Task to complete:
Restate the records in their entirety, word for word.

Entries from a dataset:
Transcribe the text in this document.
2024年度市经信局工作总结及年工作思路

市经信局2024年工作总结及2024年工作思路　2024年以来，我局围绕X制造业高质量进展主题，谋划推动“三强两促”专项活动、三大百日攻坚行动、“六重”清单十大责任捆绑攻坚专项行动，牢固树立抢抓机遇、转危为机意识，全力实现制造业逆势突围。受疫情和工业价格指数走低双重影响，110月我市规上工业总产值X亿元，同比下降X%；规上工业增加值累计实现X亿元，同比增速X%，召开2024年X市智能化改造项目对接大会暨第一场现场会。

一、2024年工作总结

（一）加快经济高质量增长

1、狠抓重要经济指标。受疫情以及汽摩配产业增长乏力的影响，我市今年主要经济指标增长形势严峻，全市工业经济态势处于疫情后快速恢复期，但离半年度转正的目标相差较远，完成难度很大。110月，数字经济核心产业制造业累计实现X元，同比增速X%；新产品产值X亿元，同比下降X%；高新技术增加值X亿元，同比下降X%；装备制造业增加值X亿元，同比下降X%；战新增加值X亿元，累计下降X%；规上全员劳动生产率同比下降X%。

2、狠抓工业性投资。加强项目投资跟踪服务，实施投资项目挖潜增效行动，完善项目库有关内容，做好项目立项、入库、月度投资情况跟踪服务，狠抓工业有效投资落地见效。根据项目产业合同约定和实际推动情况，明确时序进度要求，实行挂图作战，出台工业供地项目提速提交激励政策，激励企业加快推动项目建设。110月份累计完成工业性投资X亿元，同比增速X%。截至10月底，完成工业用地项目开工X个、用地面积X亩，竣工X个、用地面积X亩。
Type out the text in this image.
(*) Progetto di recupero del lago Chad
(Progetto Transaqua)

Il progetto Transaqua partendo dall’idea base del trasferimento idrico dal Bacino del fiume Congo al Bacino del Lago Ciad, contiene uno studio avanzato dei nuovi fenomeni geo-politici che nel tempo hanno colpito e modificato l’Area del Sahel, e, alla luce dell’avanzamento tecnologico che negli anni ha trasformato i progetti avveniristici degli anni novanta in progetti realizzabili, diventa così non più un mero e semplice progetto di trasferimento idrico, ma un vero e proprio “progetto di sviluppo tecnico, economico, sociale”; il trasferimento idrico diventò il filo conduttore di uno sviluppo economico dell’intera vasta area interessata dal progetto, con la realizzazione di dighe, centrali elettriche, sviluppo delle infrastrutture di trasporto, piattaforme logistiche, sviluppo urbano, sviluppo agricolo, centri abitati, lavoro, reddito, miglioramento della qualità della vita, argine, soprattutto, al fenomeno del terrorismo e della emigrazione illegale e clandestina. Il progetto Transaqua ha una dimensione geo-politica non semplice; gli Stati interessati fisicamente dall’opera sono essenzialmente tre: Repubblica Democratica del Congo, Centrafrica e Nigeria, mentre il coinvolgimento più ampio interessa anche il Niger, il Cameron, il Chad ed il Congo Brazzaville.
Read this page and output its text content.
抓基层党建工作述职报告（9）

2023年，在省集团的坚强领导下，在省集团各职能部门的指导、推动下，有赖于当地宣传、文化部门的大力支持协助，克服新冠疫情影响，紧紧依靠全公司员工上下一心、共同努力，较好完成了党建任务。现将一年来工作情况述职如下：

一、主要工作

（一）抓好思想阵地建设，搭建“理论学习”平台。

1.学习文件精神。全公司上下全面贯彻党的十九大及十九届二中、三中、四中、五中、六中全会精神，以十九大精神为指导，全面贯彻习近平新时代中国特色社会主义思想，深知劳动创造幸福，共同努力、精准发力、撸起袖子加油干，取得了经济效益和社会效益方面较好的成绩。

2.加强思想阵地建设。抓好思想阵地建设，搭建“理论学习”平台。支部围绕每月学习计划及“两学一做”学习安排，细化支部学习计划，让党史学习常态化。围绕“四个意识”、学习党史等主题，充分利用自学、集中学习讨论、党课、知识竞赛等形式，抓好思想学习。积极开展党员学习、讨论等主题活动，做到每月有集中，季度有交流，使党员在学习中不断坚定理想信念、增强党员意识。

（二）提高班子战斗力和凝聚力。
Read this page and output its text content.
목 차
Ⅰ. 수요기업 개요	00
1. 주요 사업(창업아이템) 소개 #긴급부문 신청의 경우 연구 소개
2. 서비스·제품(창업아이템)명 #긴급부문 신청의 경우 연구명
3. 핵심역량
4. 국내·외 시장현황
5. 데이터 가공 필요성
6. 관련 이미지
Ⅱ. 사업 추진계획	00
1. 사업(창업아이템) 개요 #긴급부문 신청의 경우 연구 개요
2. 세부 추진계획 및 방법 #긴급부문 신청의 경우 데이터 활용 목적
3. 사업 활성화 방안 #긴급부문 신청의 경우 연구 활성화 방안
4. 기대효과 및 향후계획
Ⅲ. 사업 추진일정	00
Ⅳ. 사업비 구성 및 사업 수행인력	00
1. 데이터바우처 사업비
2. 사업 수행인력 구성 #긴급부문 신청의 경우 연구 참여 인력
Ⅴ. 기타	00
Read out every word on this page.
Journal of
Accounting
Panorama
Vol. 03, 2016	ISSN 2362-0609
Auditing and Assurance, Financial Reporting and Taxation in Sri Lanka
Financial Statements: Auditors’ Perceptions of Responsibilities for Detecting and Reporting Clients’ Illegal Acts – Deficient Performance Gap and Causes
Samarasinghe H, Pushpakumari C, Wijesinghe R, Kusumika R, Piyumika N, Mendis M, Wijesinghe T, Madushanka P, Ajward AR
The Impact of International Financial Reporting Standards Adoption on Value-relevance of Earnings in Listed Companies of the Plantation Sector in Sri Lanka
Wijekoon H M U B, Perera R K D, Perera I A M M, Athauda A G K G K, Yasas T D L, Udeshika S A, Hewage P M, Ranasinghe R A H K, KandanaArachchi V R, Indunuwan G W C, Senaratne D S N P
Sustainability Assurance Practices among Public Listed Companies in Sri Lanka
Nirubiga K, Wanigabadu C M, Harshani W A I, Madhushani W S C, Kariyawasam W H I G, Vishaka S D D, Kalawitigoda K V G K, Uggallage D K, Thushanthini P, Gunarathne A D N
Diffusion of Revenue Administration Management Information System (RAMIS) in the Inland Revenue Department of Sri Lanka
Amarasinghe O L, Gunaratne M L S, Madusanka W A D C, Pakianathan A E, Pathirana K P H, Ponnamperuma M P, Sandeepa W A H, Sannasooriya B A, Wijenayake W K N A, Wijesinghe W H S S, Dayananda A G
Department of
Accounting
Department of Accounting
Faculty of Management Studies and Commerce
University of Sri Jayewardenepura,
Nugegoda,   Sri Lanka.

Exercise solution:
Transcribe the text in this document.
2024年度市经信局工作总结及年工作思路

市经信局2024年工作总结及2024年工作思路　2024年以来，我局围绕X制造业高质量进展主题，谋划推动“三强两促”专项活动、三大百日攻坚行动、“六重”清单十大责任捆绑攻坚专项行动，牢固树立抢抓机遇、转危为机意识，全力实现制造业逆势突围。受疫情和工业价格指数走低双重影响，110月我市规上工业总产值X亿元，同比下降X%；规上工业增加值累计实现X亿元，同比增速X%，召开2024年X市智能化改造项目对接大会暨第一场现场会。

一、2024年工作总结

（一）加快经济高质量增长

1、狠抓重要经济指标。受疫情以及汽摩配产业增长乏力的影响，我市今年主要经济指标增长形势严峻，全市工业经济态势处于疫情后快速恢复期，但离半年度转正的目标相差较远，完成难度很大。110月，数字经济核心产业制造业累计实现X元，同比增速X%；新产品产值X亿元，同比下降X%；高新技术增加值X亿元，同比下降X%；装备制造业增加值X亿元，同比下降X%；战新增加值X亿元，累计下降X%；规上全员劳动生产率同比下降X%。

2、狠抓工业性投资。加强项目投资跟踪服务，实施投资项目挖潜增效行动，完善项目库有关内容，做好项目立项、入库、月度投资情况跟踪服务，狠抓工业有效投资落地见效。根据项目产业合同约定和实际推动情况，明确时序进度要求，实行挂图作战，出台工业供地项目提速提交激励政策，激励企业加快推动项目建设。110月份累计完成工业性投资X亿元，同比增速X%。截至10月底，完成工业用地项目开工X个、用地面积X亩，竣工X个、用地面积X亩。
Type out the text in this image.
(*) Progetto di recupero del lago Chad
(Progetto Transaqua)

Il progetto Transaqua partendo dall’idea base del trasferimento idrico dal Bacino del fiume Congo al Bacino del Lago Ciad, contiene uno studio avanzato dei nuovi fenomeni geo-politici che nel tempo hanno colpito e modificato l’Area del Sahel, e, alla luce dell’avanzamento tecnologico che negli anni ha trasformato i progetti avveniristici degli anni novanta in progetti realizzabili, diventa così non più un mero e semplice progetto di trasferimento idrico, ma un vero e proprio “progetto di sviluppo tecnico, economico, sociale”; il trasferimento idrico diventò il filo conduttore di uno sviluppo economico dell’intera vasta area interessata dal progetto, con la realizzazione di dighe, centrali elettriche, sviluppo delle infrastrutture di trasporto, piattaforme logistiche, sviluppo urbano, sviluppo agricolo, centri abitati, lavoro, reddito, miglioramento della qualità della vita, argine, soprattutto, al fenomeno del terrorismo e della emigrazione illegale e clandestina. Il progetto Transaqua ha una dimensione geo-politica non semplice; gli Stati interessati fisicamente dall’opera sono essenzialmente tre: Repubblica Democratica del Congo, Centrafrica e Nigeria, mentre il coinvolgimento più ampio interessa anche il Niger, il Cameron, il Chad ed il Congo Brazzaville.
Read this page and output its text content.
抓基层党建工作述职报告（9）

2023年，在省集团的坚强领导下，在省集团各职能部门的指导、推动下，有赖于当地宣传、文化部门的大力支持协助，克服新冠疫情影响，紧紧依靠全公司员工上下一心、共同努力，较好完成了党建任务。现将一年来工作情况述职如下：

一、主要工作

（一）抓好思想阵地建设，搭建“理论学习”平台。

1.学习文件精神。全公司上下全面贯彻党的十九大及十九届二中、三中、四中、五中、六中全会精神，以十九大精神为指导，全面贯彻习近平新时代中国特色社会主义思想，深知劳动创造幸福，共同努力、精准发力、撸起袖子加油干，取得了经济效益和社会效益方面较好的成绩。

2.加强思想阵地建设。抓好思想阵地建设，搭建“理论学习”平台。支部围绕每月学习计划及“两学一做”学习安排，细化支部学习计划，让党史学习常态化。围绕“四个意识”、学习党史等主题，充分利用自学、集中学习讨论、党课、知识竞赛等形式，抓好思想学习。积极开展党员学习、讨论等主题活动，做到每月有集中，季度有交流，使党员在学习中不断坚定理想信念、增强党员意识。

（二）提高班子战斗力和凝聚力。
Read this page and output its text content.
목 차
Ⅰ. 수요기업 개요	00
1. 주요 사업(창업아이템) 소개 #긴급부문 신청의 경우 연구 소개
2. 서비스·제품(창업아이템)명 #긴급부문 신청의 경우 연구명
3. 핵심역량
4. 국내·외 시장현황
5. 데이터 가공 필요성
6. 관련 이미지
Ⅱ. 사업 추진계획	00
1. 사업(창업아이템) 개요 #긴급부문 신청의 경우 연구 개요
2. 세부 추진계획 및 방법 #긴급부문 신청의 경우 데이터 활용 목적
3. 사업 활성화 방안 #긴급부문 신청의 경우 연구 활성화 방안
4. 기대효과 및 향후계획
Ⅲ. 사업 추진일정	00
Ⅳ. 사업비 구성 및 사업 수행인력	00
1. 데이터바우처 사업비
2. 사업 수행인력 구성 #긴급부문 신청의 경우 연구 참여 인력
Ⅴ. 기타	00
Read out every word on this page.
Journal of
Accounting
Panorama
Vol. 03, 2016	ISSN 2362-0609
Auditing and Assurance, Financial Reporting and Taxation in Sri Lanka
Financial Statements: Auditors’ Perceptions of Responsibilities for Detecting and Reporting Clients’ Illegal Acts – Deficient Performance Gap and Causes
Samarasinghe H, Pushpakumari C, Wijesinghe R, Kusumika R, Piyumika N, Mendis M, Wijesinghe T, Madushanka P, Ajward AR
The Impact of International Financial Reporting Standards Adoption on Value-relevance of Earnings in Listed Companies of the Plantation Sector in Sri Lanka
Wijekoon H M U B, Perera R K D, Perera I A M M, Athauda A G K G K, Yasas T D L, Udeshika S A, Hewage P M, Ranasinghe R A H K, KandanaArachchi V R, Indunuwan G W C, Senaratne D S N P
Sustainability Assurance Practices among Public Listed Companies in Sri Lanka
Nirubiga K, Wanigabadu C M, Harshani W A I, Madhushani W S C, Kariyawasam W H I G, Vishaka S D D, Kalawitigoda K V G K, Uggallage D K, Thushanthini P, Gunarathne A D N
Diffusion of Revenue Administration Management Information System (RAMIS) in the Inland Revenue Department of Sri Lanka
Amarasinghe O L, Gunaratne M L S, Madusanka W A D C, Pakianathan A E, Pathirana K P H, Ponnamperuma M P, Sandeepa W A H, Sannasooriya B A, Wijenayake W K N A, Wijesinghe W H S S, Dayananda A G
Department of
Accounting
Department of Accounting
Faculty of Management Studies and Commerce
University of Sri Jayewardenepura,
Nugegoda,   Sri Lanka.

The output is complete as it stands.